▸ **Given records**
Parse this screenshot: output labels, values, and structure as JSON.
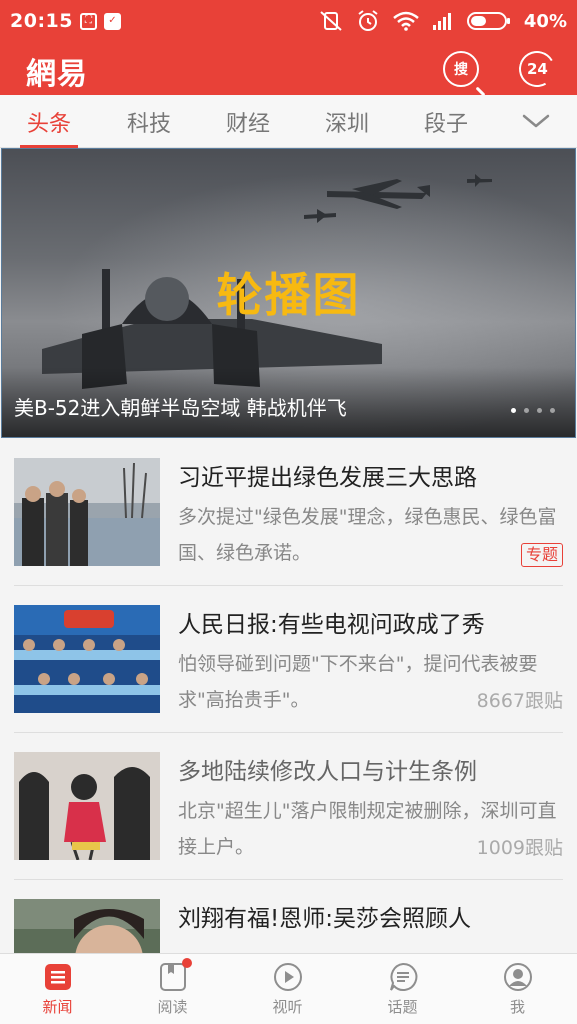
{
  "status_bar": {
    "time": "20:15",
    "battery": "40%"
  },
  "app": {
    "logo": "網易",
    "search_label": "搜",
    "live_label": "24"
  },
  "tabs": [
    {
      "label": "头条",
      "active": true
    },
    {
      "label": "科技"
    },
    {
      "label": "财经"
    },
    {
      "label": "深圳"
    },
    {
      "label": "段子"
    }
  ],
  "carousel": {
    "overlay_title": "轮播图",
    "caption": "美B-52进入朝鲜半岛空域 韩战机伴飞",
    "dots": 4,
    "active_dot": 1
  },
  "news": [
    {
      "title": "习近平提出绿色发展三大思路",
      "desc": "多次提过\"绿色发展\"理念，绿色惠民、绿色富国、绿色承诺。",
      "badge": "专题",
      "meta": ""
    },
    {
      "title": "人民日报:有些电视问政成了秀",
      "desc": "怕领导碰到问题\"下不来台\"，提问代表被要求\"高抬贵手\"。",
      "badge": "",
      "meta": "8667跟贴"
    },
    {
      "title": "多地陆续修改人口与计生条例",
      "desc": "北京\"超生儿\"落户限制规定被删除，深圳可直接上户。",
      "badge": "",
      "meta": "1009跟贴"
    },
    {
      "title": "刘翔有福!恩师:吴莎会照顾人",
      "desc": "",
      "badge": "",
      "meta": ""
    }
  ],
  "bottom_nav": [
    {
      "label": "新闻",
      "icon": "news-icon",
      "active": true
    },
    {
      "label": "阅读",
      "icon": "reading-icon",
      "badge_dot": true
    },
    {
      "label": "视听",
      "icon": "play-icon"
    },
    {
      "label": "话题",
      "icon": "topic-icon"
    },
    {
      "label": "我",
      "icon": "profile-icon"
    }
  ],
  "colors": {
    "brand": "#e84138",
    "carousel_title": "#f7b911"
  }
}
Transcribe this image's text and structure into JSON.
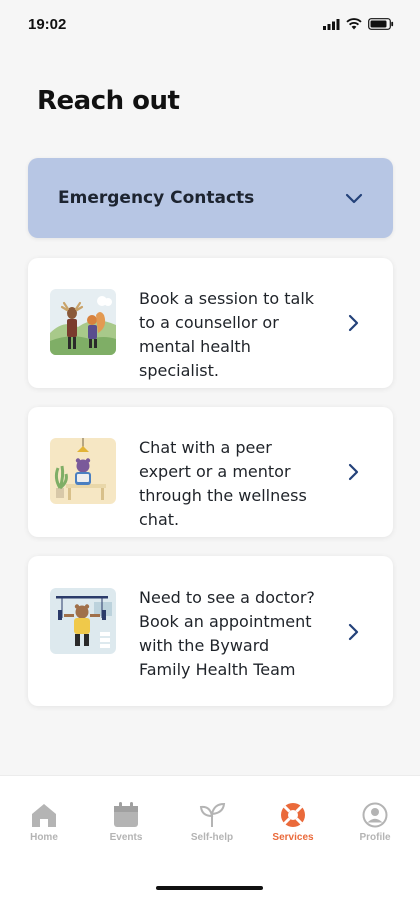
{
  "status_bar": {
    "time": "19:02"
  },
  "page": {
    "title": "Reach out"
  },
  "emergency": {
    "label": "Emergency Contacts"
  },
  "cards": [
    {
      "text": "Book a session to talk to a counsellor or mental health specialist."
    },
    {
      "text": "Chat with a peer expert or a mentor through the wellness chat."
    },
    {
      "text": "Need to see a doctor? Book an appointment with the Byward Family Health Team"
    }
  ],
  "nav": {
    "items": [
      {
        "label": "Home",
        "icon": "home-icon"
      },
      {
        "label": "Events",
        "icon": "calendar-icon"
      },
      {
        "label": "Self-help",
        "icon": "sprout-icon"
      },
      {
        "label": "Services",
        "icon": "lifebuoy-icon"
      },
      {
        "label": "Profile",
        "icon": "profile-icon"
      }
    ],
    "active": "Services"
  },
  "colors": {
    "accent": "#ea6a3b",
    "accordion_bg": "#b7c6e4",
    "chevron": "#24427a",
    "inactive": "#b4b4b4"
  }
}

▸ **The problem**
Set down every record once more, word for word, without pictures.

▸ **Result**
Parse this screenshot: output labels, values, and structure as JSON.
{
  "status_bar": {
    "time": "20:15",
    "battery": "40%"
  },
  "app": {
    "logo": "網易",
    "search_label": "搜",
    "live_label": "24"
  },
  "tabs": [
    {
      "label": "头条",
      "active": true
    },
    {
      "label": "科技"
    },
    {
      "label": "财经"
    },
    {
      "label": "深圳"
    },
    {
      "label": "段子"
    }
  ],
  "carousel": {
    "overlay_title": "轮播图",
    "caption": "美B-52进入朝鲜半岛空域 韩战机伴飞",
    "dots": 4,
    "active_dot": 1
  },
  "news": [
    {
      "title": "习近平提出绿色发展三大思路",
      "desc": "多次提过\"绿色发展\"理念，绿色惠民、绿色富国、绿色承诺。",
      "badge": "专题",
      "meta": ""
    },
    {
      "title": "人民日报:有些电视问政成了秀",
      "desc": "怕领导碰到问题\"下不来台\"，提问代表被要求\"高抬贵手\"。",
      "badge": "",
      "meta": "8667跟贴"
    },
    {
      "title": "多地陆续修改人口与计生条例",
      "desc": "北京\"超生儿\"落户限制规定被删除，深圳可直接上户。",
      "badge": "",
      "meta": "1009跟贴"
    },
    {
      "title": "刘翔有福!恩师:吴莎会照顾人",
      "desc": "",
      "badge": "",
      "meta": ""
    }
  ],
  "bottom_nav": [
    {
      "label": "新闻",
      "icon": "news-icon",
      "active": true
    },
    {
      "label": "阅读",
      "icon": "reading-icon",
      "badge_dot": true
    },
    {
      "label": "视听",
      "icon": "play-icon"
    },
    {
      "label": "话题",
      "icon": "topic-icon"
    },
    {
      "label": "我",
      "icon": "profile-icon"
    }
  ],
  "colors": {
    "brand": "#e84138",
    "carousel_title": "#f7b911"
  }
}
Transcribe this image's text and structure into JSON.
{
  "status_bar": {
    "time": "19:02"
  },
  "page": {
    "title": "Reach out"
  },
  "emergency": {
    "label": "Emergency Contacts"
  },
  "cards": [
    {
      "text": "Book a session to talk to a counsellor or mental health specialist."
    },
    {
      "text": "Chat with a peer expert or a mentor through the wellness chat."
    },
    {
      "text": "Need to see a doctor? Book an appointment with the Byward Family Health Team"
    }
  ],
  "nav": {
    "items": [
      {
        "label": "Home",
        "icon": "home-icon"
      },
      {
        "label": "Events",
        "icon": "calendar-icon"
      },
      {
        "label": "Self-help",
        "icon": "sprout-icon"
      },
      {
        "label": "Services",
        "icon": "lifebuoy-icon"
      },
      {
        "label": "Profile",
        "icon": "profile-icon"
      }
    ],
    "active": "Services"
  },
  "colors": {
    "accent": "#ea6a3b",
    "accordion_bg": "#b7c6e4",
    "chevron": "#24427a",
    "inactive": "#b4b4b4"
  }
}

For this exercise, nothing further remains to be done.